[Stored data entries]
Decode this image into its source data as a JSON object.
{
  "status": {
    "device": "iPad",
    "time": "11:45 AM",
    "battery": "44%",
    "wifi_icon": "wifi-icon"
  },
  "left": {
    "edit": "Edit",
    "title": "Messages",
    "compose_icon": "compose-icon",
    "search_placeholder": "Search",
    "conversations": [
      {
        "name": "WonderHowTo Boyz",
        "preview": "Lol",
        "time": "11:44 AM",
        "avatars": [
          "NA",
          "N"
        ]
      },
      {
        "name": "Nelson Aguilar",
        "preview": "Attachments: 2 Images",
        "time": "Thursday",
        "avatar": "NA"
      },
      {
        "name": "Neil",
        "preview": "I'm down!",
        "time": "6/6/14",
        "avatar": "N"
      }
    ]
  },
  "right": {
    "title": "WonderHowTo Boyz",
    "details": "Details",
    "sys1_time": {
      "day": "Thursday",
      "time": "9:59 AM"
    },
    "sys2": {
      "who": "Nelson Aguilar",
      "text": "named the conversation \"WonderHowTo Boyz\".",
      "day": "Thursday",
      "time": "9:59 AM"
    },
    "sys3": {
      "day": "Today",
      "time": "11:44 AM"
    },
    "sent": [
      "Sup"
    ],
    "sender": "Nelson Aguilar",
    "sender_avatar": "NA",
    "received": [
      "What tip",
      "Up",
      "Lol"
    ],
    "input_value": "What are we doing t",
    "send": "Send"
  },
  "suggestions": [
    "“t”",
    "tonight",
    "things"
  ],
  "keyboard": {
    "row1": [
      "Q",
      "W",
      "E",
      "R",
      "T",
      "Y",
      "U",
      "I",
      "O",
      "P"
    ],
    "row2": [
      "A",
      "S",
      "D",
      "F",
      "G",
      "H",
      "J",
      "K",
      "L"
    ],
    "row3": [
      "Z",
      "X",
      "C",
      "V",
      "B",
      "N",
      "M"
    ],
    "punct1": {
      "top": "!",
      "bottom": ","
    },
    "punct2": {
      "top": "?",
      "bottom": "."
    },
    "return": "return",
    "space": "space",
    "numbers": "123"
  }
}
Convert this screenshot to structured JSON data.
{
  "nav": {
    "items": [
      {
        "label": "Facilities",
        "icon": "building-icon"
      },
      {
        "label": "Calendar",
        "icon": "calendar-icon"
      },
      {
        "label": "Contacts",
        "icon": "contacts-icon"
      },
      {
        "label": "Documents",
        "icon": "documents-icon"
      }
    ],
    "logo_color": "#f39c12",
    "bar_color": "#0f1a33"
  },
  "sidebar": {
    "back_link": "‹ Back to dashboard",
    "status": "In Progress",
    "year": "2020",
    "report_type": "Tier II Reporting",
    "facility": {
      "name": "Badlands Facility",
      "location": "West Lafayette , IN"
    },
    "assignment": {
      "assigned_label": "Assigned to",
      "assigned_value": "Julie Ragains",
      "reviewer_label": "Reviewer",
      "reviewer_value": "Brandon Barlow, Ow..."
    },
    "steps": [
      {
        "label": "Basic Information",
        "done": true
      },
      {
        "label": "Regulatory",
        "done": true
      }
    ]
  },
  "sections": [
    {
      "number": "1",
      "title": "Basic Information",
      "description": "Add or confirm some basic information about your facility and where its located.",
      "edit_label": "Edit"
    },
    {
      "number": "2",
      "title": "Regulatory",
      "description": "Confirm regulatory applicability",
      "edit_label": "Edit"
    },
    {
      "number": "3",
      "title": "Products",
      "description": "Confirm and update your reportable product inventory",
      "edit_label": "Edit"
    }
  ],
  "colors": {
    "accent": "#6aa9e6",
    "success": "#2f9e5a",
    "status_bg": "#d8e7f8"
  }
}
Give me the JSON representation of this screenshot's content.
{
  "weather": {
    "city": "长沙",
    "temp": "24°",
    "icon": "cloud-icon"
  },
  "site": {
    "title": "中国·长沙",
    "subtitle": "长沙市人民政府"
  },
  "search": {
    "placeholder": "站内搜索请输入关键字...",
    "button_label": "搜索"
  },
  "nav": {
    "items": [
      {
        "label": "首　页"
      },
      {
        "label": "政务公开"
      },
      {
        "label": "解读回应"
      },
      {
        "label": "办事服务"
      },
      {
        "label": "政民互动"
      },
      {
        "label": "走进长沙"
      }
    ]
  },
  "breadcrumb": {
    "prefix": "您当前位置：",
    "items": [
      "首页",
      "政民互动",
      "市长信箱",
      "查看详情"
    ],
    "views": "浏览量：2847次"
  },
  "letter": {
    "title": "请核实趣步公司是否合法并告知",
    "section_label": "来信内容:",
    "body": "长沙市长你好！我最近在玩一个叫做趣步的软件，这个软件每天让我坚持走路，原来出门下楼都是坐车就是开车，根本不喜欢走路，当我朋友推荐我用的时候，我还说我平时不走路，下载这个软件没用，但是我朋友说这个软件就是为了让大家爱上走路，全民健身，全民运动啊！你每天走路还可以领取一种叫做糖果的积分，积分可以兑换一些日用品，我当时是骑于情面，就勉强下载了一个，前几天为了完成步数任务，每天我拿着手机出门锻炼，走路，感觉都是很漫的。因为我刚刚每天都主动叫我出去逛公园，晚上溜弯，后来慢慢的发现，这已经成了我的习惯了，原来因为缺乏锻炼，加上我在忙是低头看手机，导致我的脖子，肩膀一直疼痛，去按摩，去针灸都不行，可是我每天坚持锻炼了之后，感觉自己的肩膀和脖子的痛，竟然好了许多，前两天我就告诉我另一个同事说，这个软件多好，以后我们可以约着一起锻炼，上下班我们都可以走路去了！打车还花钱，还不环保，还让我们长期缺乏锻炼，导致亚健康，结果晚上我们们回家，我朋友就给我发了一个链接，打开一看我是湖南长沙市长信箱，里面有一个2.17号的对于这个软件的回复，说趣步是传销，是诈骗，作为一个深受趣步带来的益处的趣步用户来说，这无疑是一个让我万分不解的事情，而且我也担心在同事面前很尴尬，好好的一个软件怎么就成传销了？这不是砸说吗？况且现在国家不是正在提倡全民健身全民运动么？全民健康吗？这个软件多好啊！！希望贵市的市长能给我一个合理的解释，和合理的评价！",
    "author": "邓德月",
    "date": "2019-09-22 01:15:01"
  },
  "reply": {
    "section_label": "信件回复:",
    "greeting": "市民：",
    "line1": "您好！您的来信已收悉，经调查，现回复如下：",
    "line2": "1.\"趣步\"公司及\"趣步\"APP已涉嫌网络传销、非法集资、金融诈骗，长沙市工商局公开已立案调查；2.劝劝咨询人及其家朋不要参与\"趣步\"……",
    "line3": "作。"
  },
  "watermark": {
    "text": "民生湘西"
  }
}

EXERCISE DIRECTIONS:
In the listing above, count each line that holds the string "Aguilar". Give the number only.

WRITTEN ANSWER:
3